◆ Stated problem
Single out the lines of the material that contain "dates" and copy them.

☆ ☆ ☆ ☆ ☆ ☆ ☆

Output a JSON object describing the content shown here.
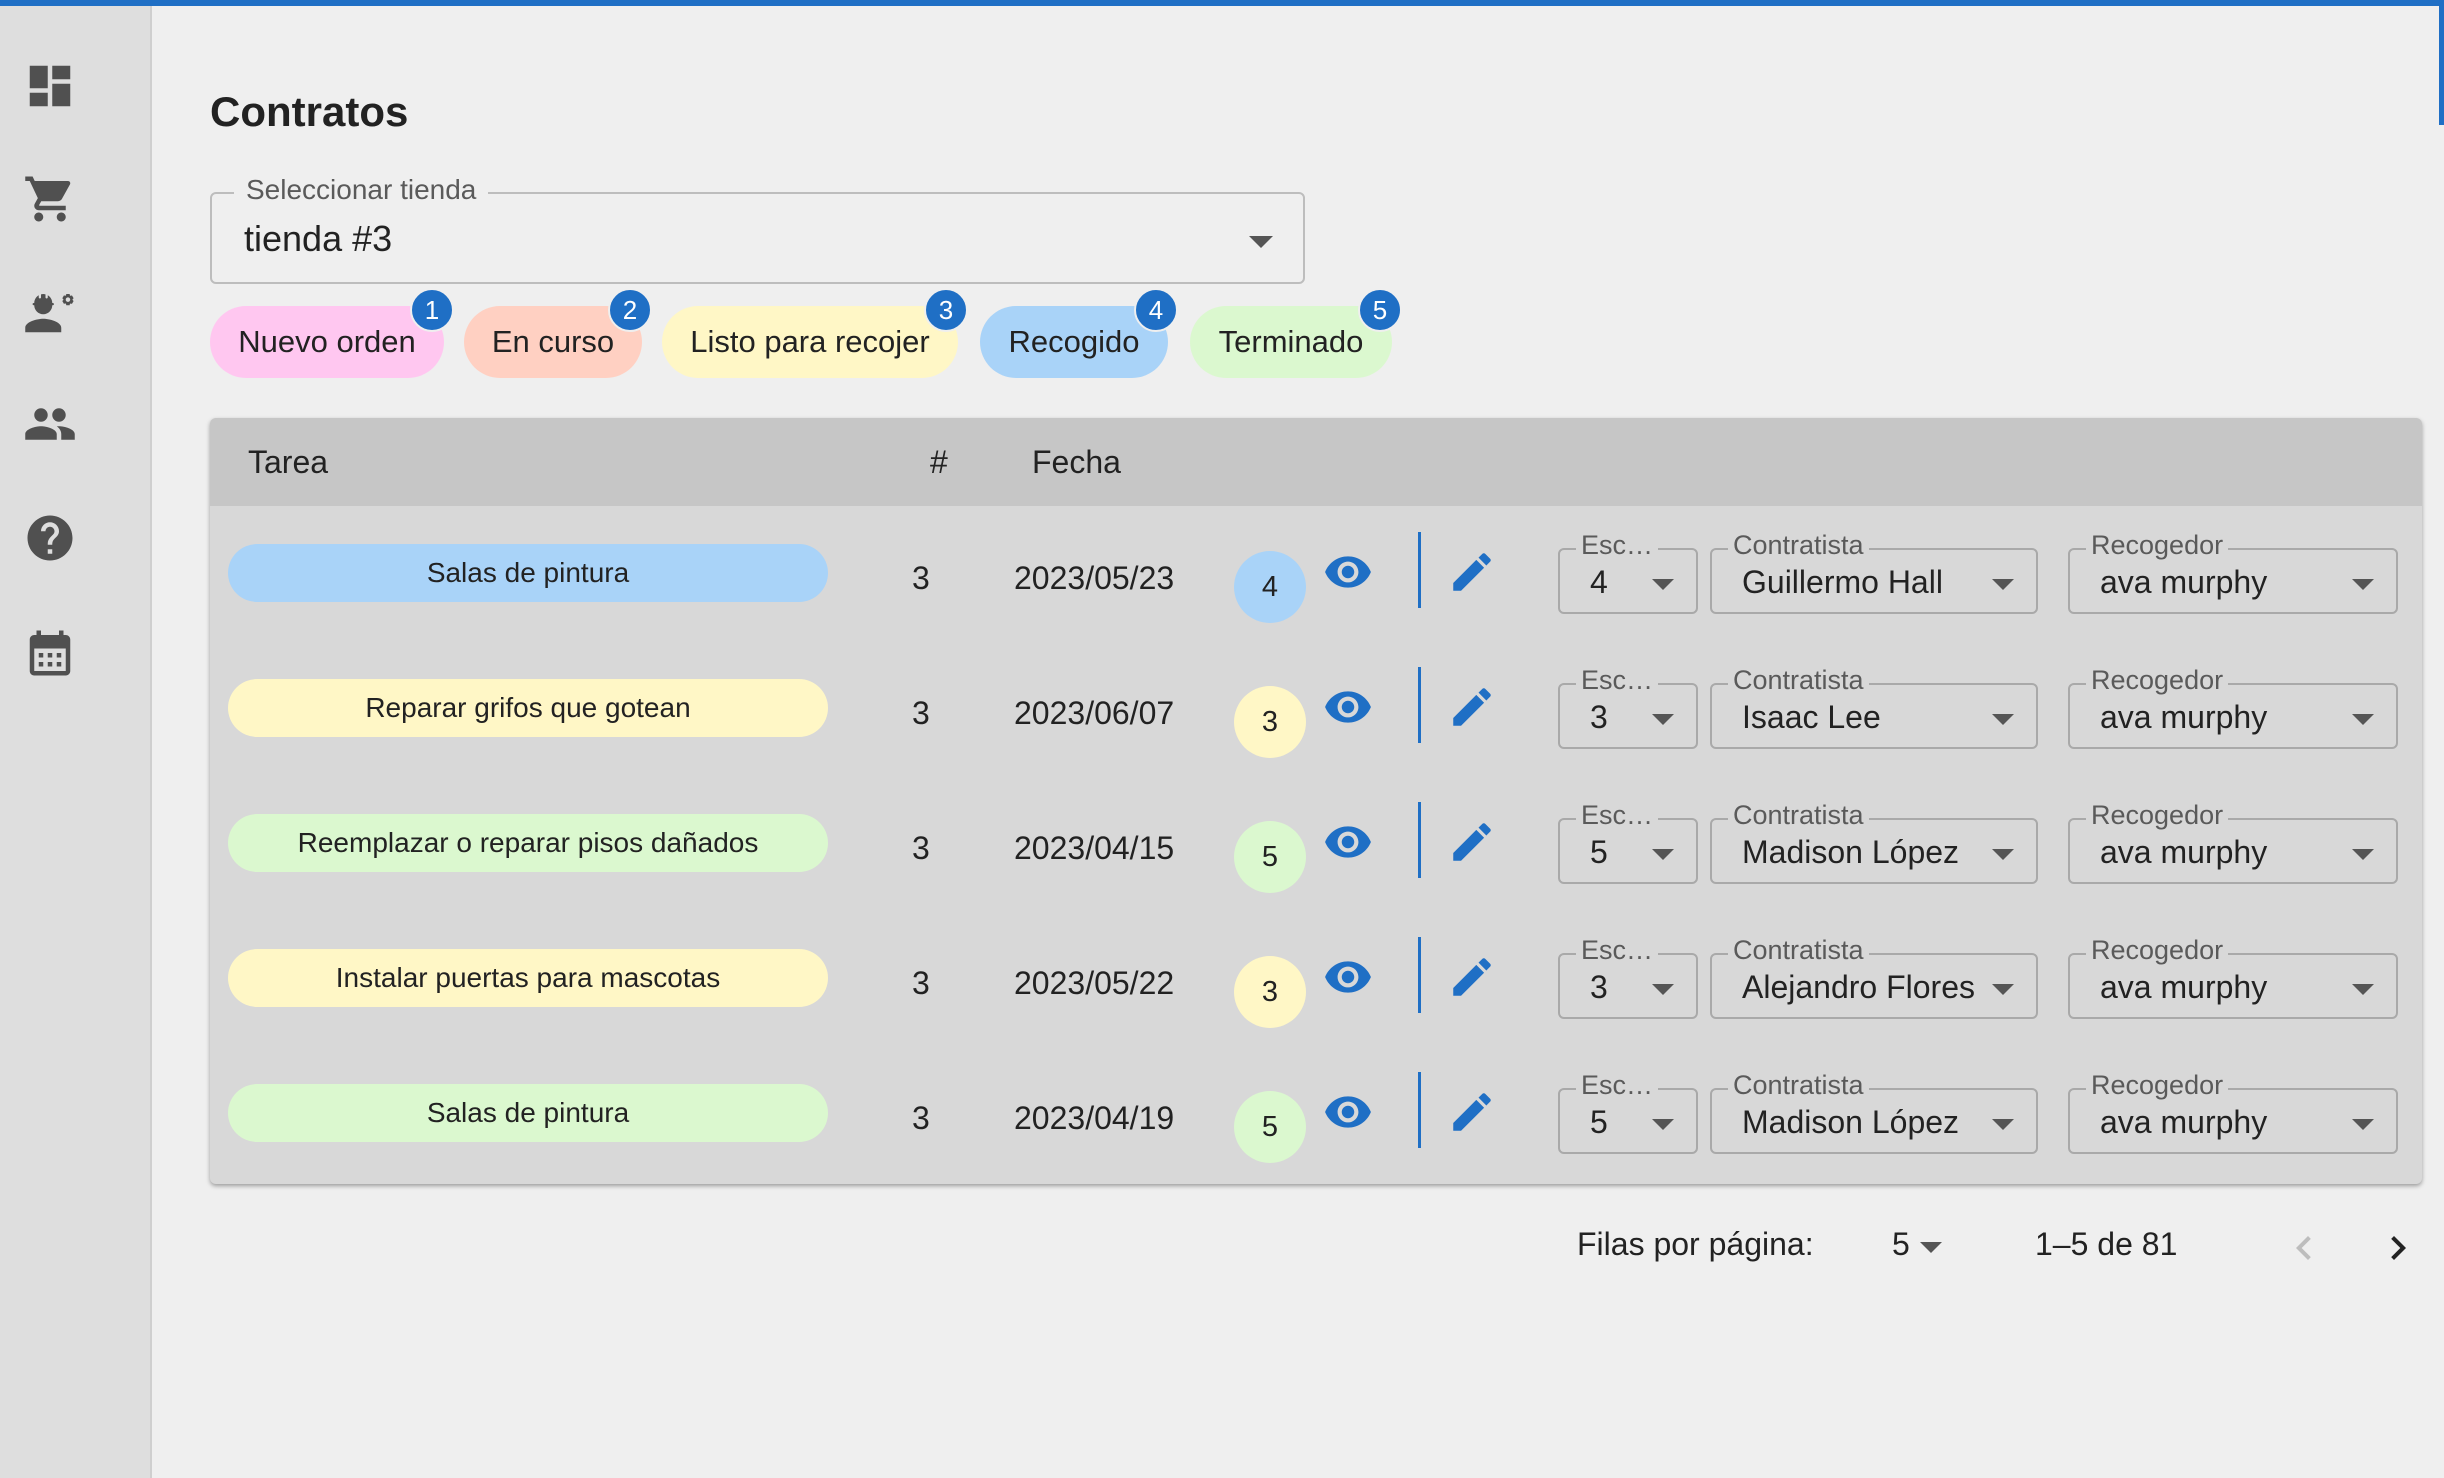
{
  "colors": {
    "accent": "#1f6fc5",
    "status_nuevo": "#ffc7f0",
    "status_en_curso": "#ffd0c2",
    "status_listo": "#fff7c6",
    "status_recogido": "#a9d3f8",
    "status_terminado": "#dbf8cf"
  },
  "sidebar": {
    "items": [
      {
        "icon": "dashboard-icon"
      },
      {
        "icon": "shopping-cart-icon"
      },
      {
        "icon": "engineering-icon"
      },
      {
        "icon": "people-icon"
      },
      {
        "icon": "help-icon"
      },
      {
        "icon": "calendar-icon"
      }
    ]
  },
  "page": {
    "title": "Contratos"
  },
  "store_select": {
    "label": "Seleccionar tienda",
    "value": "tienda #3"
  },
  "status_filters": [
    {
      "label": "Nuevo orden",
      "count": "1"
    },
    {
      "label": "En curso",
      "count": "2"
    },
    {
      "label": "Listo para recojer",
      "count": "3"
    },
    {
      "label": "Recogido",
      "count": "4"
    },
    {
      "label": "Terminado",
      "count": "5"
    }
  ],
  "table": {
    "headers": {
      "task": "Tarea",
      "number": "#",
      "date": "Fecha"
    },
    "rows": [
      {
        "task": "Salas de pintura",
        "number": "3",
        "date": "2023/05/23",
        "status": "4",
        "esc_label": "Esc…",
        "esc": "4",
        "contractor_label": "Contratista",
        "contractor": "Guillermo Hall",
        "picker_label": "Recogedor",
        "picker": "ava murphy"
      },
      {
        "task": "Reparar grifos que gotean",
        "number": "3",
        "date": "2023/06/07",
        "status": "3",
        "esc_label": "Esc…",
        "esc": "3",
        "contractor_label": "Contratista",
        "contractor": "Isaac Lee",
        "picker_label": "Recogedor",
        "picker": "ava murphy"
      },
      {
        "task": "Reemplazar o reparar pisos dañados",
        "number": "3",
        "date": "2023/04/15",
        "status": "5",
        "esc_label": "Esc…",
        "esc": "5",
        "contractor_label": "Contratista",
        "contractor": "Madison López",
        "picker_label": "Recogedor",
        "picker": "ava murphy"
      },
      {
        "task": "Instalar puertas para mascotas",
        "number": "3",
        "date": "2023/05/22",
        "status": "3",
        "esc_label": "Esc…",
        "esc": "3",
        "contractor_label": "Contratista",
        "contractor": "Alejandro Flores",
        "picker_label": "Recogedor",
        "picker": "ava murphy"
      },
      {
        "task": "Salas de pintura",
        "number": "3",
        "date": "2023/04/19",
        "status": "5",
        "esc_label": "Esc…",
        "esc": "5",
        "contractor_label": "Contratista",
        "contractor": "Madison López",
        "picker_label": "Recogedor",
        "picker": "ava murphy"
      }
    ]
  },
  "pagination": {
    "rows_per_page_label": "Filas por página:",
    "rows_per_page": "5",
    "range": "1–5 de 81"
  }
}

☆ ☆ ☆ ☆ ☆ ☆ ☆

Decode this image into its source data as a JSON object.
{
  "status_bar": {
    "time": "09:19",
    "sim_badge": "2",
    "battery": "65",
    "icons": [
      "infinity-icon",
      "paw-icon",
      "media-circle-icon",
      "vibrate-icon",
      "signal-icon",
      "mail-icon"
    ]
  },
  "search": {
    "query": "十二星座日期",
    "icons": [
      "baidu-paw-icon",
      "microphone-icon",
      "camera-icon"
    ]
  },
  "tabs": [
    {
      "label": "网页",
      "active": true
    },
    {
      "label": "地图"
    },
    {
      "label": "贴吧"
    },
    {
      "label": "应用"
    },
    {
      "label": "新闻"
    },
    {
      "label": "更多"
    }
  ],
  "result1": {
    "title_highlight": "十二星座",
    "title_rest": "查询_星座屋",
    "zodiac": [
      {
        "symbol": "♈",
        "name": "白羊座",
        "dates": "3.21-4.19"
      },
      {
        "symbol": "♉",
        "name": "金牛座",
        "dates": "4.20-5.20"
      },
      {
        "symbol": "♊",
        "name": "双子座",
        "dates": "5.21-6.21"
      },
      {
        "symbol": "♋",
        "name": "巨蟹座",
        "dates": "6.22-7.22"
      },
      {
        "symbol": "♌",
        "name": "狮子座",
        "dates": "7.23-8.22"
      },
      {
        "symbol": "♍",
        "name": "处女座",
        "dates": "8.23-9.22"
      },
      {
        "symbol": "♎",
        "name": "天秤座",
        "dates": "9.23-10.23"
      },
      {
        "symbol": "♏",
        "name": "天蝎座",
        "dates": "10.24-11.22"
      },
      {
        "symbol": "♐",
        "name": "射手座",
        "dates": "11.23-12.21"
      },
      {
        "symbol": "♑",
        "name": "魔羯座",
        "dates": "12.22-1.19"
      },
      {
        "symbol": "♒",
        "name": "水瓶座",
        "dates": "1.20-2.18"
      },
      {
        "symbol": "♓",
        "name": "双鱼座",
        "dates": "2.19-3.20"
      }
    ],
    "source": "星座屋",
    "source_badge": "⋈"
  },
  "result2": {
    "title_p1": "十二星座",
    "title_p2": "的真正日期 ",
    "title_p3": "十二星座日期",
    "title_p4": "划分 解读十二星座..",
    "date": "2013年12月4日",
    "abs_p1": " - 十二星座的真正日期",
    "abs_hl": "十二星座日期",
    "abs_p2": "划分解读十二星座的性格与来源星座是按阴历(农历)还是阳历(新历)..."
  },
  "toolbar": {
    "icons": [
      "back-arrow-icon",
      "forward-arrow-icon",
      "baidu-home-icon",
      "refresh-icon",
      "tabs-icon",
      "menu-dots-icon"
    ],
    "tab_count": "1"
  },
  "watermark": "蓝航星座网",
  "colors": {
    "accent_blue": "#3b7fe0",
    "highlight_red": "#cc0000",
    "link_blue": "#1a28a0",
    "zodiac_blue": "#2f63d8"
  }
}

☆ ☆ ☆ ☆ ☆ ☆ ☆

◆ Answer to this task
        "dates": "3.21-4.19"
        "dates": "4.20-5.20"
        "dates": "5.21-6.21"
        "dates": "6.22-7.22"
        "dates": "7.23-8.22"
        "dates": "8.23-9.22"
        "dates": "9.23-10.23"
        "dates": "10.24-11.22"
        "dates": "11.23-12.21"
        "dates": "12.22-1.19"
        "dates": "1.20-2.18"
        "dates": "2.19-3.20"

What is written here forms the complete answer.